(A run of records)
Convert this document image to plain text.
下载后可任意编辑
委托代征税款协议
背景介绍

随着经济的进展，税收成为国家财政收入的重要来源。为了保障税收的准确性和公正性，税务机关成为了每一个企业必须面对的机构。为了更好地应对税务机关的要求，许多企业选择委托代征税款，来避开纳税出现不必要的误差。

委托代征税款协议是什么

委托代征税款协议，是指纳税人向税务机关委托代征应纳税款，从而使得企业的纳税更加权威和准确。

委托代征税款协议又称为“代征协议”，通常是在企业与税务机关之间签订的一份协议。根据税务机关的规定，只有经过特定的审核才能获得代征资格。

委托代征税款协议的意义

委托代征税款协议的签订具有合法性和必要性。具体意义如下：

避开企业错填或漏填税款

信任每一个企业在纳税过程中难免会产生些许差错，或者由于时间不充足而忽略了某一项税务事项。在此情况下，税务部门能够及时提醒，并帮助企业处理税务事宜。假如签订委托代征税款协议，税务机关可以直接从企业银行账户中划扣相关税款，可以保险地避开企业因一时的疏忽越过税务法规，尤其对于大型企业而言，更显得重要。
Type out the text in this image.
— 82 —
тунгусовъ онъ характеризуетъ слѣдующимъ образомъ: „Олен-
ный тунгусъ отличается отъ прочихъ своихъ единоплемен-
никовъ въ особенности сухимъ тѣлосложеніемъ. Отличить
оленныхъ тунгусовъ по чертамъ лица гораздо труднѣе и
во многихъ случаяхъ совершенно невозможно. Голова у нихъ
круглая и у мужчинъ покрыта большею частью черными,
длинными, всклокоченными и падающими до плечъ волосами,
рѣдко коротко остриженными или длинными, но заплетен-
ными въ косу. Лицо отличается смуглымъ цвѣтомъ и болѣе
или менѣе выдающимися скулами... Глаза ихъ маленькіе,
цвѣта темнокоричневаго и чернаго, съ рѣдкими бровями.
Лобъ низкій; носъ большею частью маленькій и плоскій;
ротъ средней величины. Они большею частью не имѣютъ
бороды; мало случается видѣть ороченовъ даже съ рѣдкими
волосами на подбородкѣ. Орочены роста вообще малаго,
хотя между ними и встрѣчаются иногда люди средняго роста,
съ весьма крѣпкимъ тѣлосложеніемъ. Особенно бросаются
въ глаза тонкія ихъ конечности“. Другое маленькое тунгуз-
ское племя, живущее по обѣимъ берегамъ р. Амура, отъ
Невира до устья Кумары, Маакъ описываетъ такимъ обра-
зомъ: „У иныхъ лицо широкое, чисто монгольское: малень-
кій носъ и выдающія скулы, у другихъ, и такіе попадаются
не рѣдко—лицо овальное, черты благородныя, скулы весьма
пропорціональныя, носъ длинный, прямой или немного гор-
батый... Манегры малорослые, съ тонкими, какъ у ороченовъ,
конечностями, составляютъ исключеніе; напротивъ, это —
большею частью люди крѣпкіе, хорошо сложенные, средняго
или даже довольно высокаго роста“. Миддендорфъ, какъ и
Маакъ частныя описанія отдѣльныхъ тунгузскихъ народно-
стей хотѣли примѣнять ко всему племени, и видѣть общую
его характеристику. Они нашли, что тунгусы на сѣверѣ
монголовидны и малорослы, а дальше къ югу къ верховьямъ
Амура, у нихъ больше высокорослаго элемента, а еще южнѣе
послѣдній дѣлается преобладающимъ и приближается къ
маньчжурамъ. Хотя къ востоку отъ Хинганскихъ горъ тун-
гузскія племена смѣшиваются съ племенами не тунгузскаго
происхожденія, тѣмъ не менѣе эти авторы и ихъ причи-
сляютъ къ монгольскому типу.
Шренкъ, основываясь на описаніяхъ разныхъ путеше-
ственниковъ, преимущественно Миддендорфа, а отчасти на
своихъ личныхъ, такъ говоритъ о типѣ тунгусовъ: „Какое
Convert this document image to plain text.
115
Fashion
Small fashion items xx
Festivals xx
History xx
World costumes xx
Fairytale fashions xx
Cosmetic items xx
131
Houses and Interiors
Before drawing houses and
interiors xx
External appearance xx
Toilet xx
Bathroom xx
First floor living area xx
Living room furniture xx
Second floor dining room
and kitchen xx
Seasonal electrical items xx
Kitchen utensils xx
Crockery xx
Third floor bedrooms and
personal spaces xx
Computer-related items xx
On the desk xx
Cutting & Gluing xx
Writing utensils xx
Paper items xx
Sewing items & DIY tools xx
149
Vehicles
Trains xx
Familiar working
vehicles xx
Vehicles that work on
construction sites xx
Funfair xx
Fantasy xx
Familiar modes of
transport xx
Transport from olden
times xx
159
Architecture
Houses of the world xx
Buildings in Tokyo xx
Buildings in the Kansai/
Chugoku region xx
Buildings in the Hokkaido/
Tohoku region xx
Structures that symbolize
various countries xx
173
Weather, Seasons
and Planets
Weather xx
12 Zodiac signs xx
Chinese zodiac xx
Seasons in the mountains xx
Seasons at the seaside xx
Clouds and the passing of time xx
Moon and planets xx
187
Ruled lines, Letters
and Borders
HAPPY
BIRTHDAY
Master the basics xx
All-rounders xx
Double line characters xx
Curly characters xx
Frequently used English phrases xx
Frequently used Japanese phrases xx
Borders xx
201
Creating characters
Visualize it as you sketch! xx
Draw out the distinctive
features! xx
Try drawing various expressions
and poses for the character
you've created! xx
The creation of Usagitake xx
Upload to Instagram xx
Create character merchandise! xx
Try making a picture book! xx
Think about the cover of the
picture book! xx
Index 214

#### What you should do
Gather from the records above every line containing the string "носъ".

#### Result for this task
Лобъ низкій; носъ большею частью маленькій и плоскій;
кій носъ и выдающія скулы, у другихъ, и такіе попадаются
пропорціональныя, носъ длинный, прямой или немного гор-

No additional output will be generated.